→ What the task requires: Search the material for "Verwey" and show all lines that contain it.

Collected data entries
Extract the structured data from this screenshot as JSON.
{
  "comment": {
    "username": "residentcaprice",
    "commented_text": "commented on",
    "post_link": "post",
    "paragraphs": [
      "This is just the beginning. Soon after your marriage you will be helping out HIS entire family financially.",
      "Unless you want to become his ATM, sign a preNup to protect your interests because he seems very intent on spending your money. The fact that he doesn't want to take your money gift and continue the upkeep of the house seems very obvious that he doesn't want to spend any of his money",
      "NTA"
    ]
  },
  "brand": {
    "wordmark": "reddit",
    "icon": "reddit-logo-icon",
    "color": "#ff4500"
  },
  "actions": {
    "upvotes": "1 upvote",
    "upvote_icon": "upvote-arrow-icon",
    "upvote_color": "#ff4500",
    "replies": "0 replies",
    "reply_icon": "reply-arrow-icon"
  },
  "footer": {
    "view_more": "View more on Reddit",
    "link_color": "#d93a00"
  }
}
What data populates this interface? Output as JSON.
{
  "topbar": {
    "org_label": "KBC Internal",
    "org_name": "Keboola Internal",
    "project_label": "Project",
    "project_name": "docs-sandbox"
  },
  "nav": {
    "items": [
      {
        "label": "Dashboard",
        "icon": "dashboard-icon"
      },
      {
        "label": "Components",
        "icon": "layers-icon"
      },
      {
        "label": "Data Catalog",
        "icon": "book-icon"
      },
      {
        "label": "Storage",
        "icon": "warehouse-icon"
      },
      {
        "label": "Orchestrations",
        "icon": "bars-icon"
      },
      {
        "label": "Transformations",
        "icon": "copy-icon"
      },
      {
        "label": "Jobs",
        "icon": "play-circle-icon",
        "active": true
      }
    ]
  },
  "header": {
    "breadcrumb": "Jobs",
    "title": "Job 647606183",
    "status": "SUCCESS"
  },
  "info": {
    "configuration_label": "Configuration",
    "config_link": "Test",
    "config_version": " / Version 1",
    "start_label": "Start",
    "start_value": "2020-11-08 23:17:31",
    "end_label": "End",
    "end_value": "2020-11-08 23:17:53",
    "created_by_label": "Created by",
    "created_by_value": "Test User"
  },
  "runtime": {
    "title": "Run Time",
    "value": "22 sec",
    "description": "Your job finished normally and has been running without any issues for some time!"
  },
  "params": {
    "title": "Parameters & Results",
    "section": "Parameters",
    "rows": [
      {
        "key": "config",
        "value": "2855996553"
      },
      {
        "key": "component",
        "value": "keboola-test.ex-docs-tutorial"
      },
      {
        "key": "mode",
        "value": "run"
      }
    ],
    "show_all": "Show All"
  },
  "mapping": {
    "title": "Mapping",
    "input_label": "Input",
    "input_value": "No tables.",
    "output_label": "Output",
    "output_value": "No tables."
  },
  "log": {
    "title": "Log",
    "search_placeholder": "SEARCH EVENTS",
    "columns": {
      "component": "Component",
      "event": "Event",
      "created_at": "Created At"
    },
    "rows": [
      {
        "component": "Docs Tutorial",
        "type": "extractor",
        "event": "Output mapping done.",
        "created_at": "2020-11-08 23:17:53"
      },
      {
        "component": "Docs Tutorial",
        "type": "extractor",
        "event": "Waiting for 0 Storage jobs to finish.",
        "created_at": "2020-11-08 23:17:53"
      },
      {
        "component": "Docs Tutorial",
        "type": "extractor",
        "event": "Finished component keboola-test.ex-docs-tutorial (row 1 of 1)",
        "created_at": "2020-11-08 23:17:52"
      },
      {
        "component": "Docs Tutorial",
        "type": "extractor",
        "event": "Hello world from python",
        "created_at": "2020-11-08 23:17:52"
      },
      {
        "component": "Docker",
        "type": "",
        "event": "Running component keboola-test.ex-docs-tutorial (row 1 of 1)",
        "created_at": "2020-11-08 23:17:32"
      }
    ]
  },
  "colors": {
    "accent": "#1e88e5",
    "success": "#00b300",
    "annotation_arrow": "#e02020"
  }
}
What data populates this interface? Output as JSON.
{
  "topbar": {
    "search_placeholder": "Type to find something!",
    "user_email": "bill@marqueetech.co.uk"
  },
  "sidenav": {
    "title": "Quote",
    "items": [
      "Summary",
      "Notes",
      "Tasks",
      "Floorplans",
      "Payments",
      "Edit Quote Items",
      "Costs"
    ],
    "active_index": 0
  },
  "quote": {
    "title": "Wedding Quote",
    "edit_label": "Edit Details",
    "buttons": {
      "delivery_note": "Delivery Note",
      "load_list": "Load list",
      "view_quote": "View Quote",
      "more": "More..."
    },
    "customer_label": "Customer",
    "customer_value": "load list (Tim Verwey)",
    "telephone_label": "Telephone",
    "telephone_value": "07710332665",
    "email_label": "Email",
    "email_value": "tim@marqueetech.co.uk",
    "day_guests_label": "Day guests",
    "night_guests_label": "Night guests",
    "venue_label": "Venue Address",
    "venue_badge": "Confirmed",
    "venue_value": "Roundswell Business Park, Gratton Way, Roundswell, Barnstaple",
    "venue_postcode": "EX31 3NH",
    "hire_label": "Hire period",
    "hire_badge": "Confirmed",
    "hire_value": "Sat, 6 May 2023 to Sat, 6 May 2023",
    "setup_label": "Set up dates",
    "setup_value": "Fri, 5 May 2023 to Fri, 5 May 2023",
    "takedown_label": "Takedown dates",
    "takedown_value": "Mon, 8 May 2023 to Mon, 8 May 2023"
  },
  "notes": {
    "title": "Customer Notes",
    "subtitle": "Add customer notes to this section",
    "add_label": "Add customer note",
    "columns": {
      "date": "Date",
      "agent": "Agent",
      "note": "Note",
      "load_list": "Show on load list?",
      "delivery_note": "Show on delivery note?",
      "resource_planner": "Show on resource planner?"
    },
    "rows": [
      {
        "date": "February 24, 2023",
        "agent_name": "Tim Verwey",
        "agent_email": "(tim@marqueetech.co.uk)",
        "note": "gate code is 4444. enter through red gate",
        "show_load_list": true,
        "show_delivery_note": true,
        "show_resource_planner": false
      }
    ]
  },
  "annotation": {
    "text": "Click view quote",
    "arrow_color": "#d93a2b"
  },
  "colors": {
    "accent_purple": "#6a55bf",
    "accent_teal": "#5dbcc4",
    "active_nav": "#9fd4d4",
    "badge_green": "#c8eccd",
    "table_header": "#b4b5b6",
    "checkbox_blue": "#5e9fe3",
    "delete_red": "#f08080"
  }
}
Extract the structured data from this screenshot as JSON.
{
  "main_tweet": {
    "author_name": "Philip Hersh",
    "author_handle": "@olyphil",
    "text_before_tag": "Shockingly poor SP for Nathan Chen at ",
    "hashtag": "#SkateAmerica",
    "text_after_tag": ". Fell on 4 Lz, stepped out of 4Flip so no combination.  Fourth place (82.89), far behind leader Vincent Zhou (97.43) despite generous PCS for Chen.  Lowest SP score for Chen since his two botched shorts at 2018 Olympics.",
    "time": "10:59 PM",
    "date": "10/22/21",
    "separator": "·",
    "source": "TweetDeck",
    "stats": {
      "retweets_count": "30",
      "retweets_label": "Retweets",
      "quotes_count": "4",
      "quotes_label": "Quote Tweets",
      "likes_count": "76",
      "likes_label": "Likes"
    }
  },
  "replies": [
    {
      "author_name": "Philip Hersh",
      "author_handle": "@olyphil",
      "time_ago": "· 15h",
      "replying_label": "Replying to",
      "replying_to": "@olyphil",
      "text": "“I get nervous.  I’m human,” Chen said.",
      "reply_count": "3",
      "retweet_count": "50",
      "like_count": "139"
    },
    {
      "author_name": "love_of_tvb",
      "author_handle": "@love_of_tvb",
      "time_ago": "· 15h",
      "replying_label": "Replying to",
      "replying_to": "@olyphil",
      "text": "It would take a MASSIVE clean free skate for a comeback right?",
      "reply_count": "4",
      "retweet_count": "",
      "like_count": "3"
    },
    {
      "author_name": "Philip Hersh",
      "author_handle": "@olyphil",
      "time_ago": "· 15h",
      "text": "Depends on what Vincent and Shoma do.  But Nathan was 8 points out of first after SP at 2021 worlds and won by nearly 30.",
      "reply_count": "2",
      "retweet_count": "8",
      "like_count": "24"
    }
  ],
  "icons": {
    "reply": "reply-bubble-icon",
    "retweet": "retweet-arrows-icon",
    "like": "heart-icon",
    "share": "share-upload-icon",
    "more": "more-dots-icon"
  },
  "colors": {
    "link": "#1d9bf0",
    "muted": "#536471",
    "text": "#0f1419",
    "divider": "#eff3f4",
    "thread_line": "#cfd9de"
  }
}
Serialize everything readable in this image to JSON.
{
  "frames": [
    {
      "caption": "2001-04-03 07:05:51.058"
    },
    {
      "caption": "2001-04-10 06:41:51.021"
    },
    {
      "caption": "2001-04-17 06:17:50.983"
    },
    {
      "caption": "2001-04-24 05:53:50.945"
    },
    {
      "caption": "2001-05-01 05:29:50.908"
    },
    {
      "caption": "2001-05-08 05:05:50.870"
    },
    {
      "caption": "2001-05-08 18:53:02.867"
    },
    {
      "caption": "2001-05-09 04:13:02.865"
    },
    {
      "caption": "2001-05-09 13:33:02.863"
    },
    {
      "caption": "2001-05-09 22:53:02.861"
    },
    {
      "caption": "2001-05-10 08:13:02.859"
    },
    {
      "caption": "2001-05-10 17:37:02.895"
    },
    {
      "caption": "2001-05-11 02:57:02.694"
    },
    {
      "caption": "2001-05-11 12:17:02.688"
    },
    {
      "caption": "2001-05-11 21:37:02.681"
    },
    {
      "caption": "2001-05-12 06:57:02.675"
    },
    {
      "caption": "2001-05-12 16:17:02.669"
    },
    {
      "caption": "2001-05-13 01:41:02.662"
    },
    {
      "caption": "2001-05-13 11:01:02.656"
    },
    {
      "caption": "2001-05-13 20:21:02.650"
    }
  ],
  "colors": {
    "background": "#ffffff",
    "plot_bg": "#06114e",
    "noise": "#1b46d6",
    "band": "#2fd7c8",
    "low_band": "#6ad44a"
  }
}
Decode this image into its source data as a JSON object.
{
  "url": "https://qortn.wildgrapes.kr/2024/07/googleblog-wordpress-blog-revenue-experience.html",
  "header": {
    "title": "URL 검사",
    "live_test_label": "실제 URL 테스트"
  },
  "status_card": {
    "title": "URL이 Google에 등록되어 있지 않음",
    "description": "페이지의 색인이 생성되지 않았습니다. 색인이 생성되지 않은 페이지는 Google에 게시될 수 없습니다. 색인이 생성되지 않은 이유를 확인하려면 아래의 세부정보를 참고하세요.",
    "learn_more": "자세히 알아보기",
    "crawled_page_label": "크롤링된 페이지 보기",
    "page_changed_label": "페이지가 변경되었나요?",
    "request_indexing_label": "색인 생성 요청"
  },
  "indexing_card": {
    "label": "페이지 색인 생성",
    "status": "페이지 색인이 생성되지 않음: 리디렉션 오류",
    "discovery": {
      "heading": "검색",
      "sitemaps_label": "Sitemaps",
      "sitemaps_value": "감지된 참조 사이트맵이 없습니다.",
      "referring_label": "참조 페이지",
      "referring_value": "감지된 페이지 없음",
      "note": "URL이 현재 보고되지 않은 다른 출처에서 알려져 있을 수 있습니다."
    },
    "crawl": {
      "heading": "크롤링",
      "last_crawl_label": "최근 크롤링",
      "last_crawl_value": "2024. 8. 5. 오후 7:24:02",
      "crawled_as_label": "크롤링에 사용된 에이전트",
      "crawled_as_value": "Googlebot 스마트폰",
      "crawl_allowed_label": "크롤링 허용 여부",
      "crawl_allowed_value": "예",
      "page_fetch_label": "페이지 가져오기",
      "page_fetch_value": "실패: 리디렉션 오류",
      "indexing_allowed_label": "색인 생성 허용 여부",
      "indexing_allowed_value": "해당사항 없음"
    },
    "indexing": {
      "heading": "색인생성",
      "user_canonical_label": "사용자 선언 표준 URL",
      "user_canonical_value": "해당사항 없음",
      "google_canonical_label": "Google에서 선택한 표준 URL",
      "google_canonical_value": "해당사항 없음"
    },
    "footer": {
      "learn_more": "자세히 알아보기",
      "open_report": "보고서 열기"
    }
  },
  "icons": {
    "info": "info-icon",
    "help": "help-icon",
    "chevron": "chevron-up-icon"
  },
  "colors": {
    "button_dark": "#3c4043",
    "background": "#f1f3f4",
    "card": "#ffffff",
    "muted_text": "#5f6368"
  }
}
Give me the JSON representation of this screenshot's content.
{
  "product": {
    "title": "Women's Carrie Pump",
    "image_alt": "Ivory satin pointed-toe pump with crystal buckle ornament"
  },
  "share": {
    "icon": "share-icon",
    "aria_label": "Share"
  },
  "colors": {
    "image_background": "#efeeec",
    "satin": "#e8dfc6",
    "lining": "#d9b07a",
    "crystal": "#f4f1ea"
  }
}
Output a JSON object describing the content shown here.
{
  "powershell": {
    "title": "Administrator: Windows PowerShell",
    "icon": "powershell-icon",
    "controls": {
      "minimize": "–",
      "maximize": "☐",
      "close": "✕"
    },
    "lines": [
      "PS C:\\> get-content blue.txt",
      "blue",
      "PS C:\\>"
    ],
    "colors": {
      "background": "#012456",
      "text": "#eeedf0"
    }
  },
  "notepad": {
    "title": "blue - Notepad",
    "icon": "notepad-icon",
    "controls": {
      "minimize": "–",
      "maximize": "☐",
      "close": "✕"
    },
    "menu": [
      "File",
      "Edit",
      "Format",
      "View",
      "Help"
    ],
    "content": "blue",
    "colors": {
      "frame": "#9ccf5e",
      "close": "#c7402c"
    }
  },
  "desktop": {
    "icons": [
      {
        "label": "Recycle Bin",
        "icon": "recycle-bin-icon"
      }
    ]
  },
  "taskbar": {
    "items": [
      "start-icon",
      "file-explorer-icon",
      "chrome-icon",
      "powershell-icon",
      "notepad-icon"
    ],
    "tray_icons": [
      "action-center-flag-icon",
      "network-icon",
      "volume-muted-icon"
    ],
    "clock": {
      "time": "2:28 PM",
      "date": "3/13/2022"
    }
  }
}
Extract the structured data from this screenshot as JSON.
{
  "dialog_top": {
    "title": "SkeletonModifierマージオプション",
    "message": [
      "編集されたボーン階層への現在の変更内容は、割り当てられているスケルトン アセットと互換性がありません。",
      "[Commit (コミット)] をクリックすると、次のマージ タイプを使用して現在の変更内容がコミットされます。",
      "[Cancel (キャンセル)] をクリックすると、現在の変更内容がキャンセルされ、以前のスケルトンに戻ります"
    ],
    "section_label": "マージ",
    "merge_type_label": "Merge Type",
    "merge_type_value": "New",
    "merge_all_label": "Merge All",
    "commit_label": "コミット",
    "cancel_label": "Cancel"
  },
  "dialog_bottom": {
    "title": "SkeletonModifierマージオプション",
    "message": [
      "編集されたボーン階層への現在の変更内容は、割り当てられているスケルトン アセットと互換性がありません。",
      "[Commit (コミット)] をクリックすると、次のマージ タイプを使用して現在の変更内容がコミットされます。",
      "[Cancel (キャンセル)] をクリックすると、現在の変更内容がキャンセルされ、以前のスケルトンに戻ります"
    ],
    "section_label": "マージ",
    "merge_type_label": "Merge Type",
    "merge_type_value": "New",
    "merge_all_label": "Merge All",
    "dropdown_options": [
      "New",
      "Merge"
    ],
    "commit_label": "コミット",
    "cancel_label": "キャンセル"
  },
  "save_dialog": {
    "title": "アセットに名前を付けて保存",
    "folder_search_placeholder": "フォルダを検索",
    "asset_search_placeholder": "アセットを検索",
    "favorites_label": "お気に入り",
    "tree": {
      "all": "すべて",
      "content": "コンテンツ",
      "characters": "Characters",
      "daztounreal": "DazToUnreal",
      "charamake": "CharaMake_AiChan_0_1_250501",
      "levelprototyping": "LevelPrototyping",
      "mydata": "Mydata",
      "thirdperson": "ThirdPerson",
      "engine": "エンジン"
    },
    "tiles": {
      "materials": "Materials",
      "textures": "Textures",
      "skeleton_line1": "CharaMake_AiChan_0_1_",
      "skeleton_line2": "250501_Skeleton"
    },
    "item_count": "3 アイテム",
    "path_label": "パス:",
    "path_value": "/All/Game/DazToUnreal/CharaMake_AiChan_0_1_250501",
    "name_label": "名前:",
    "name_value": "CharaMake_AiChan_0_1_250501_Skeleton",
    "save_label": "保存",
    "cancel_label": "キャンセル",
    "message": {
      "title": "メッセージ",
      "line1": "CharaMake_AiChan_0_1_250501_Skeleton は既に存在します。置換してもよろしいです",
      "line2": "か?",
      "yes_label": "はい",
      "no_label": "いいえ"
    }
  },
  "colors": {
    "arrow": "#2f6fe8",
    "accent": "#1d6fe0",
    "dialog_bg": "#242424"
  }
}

→ Task solution:
    "customer_value": "load list (Tim Verwey)",
        "agent_name": "Tim Verwey",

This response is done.